Sunting bagian dari "DENPASAR, BALIPOST.com –" sampai "terbengkalai menjadi produktif." dalam teks tentang ketahanan pangan di Bali, lalu tuliskan kembali dengan mengganti "lahan terbengkalai" menjadi "lahan kosong".

(Dokumen Sumber)

┄┄┄┄┄┄┄┄┄┄

DENPASAR, BALIPOST.com – Ketahanan pangan masyarakat Bali dapat dimulai dari rumah tangga. Sebab, ketersediaan bahan pangan dari rumah tangga tak cuma menurunkan ketergantungan terhadap pasokan dari luar Bali tapi juga menjadikan lahan terbengkalai menjadi produktif.
Menurut Kepala Bidang Penganekaragaman Konsumsi dan Keamanan Pangan Dinas Pertanian dan Ketahanan Pangan Provinsi Bali Ir. Nyoman Suarta, M.Si., belum lama ini, pihaknya banyak membentuk Pekarangan Pangan Lestari (P2L) untuk menyediakan bahan pangan di rumah tangga. Tujuannya untuk memenuhi kebutuhan pangan rumah tangga sehingga ketahanan pangan masyarakat semakin kuat.
Ia menargetkan 430 P2L terbentuk hingga 2023. Upaya yang dilakukan sejak 2017 ini, telah berhasil membentuk 236 unit P2L.

┄┄┄┄┄┄┄┄┄┄

(Baris Data)
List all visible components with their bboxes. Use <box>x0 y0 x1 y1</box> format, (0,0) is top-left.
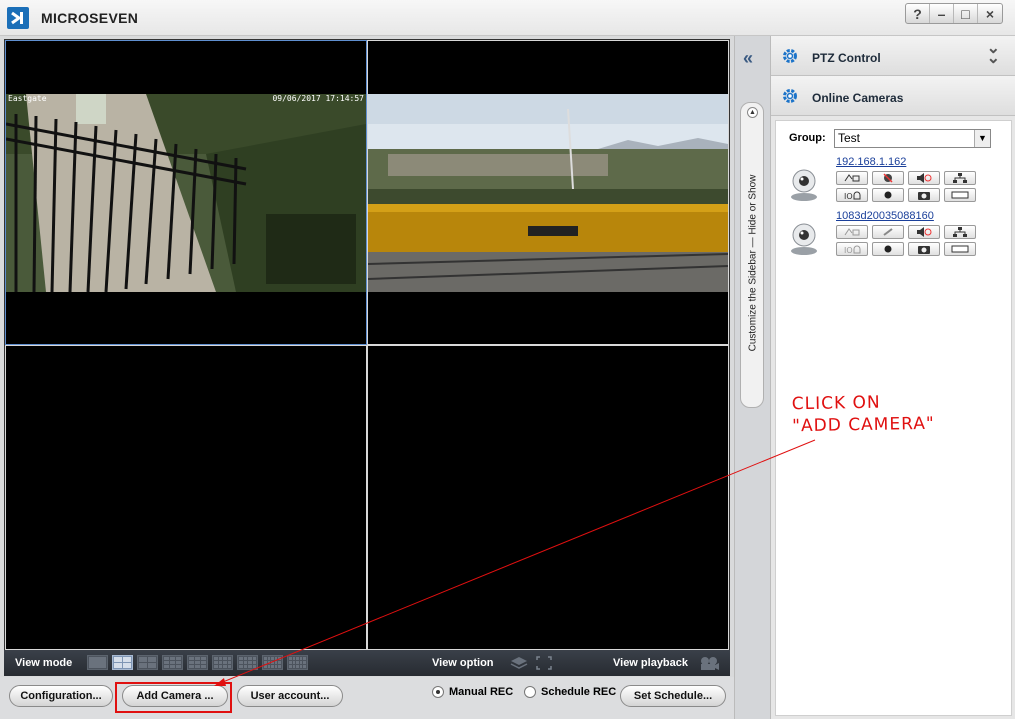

┄┄┄┄┄┄┄┄┄┄

(Hasil yang Diharapkan)
DENPASAR, BALIPOST.com – Ketahanan pangan masyarakat Bali dapat dimulai dari rumah tangga. Sebab, ketersediaan bahan pangan dari rumah tangga tak cuma menurunkan ketergantungan terhadap pasokan dari luar Bali tapi juga menjadikan lahan kosong menjadi produktif.